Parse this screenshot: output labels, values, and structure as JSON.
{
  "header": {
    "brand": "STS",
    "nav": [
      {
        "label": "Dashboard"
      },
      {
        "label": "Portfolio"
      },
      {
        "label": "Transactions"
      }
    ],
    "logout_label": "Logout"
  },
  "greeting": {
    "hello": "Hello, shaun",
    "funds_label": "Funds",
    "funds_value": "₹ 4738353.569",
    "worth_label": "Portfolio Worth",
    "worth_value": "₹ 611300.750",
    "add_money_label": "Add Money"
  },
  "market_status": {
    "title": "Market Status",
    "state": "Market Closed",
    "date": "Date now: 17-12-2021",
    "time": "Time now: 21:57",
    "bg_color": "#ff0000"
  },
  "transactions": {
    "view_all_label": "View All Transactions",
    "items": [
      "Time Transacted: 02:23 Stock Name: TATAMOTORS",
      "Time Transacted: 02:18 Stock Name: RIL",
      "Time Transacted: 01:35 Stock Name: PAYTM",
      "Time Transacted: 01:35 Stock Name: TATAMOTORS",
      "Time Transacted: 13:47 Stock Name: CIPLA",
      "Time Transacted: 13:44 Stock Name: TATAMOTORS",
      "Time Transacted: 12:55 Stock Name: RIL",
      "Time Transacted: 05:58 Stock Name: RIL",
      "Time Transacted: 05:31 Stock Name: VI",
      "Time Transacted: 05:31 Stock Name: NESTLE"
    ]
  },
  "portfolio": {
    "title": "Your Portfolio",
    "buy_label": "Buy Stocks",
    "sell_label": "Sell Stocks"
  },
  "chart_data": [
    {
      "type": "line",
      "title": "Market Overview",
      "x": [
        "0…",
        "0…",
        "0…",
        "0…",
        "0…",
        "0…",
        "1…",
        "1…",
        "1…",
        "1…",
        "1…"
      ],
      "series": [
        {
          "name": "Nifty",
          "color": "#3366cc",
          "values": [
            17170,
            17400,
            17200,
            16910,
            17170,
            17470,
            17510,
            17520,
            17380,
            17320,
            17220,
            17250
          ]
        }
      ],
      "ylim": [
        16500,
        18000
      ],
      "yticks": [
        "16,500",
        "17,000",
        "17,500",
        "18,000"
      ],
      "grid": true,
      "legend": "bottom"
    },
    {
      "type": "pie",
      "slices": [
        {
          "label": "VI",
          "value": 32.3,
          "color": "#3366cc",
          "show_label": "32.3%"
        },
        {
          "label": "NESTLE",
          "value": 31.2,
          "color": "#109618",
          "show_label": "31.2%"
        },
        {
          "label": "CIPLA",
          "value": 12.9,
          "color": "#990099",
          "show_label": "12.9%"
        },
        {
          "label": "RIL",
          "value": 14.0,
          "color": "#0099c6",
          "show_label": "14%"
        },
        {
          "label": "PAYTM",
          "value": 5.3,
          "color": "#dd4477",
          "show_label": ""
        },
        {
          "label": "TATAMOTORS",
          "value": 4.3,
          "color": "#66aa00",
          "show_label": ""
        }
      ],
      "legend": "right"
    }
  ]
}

→ TASK INSTRUCTIONS
Pick out each line in the material containing "NESTLE".

→ REPLY
      "Time Transacted: 05:31 Stock Name: NESTLE"
          "label": "NESTLE",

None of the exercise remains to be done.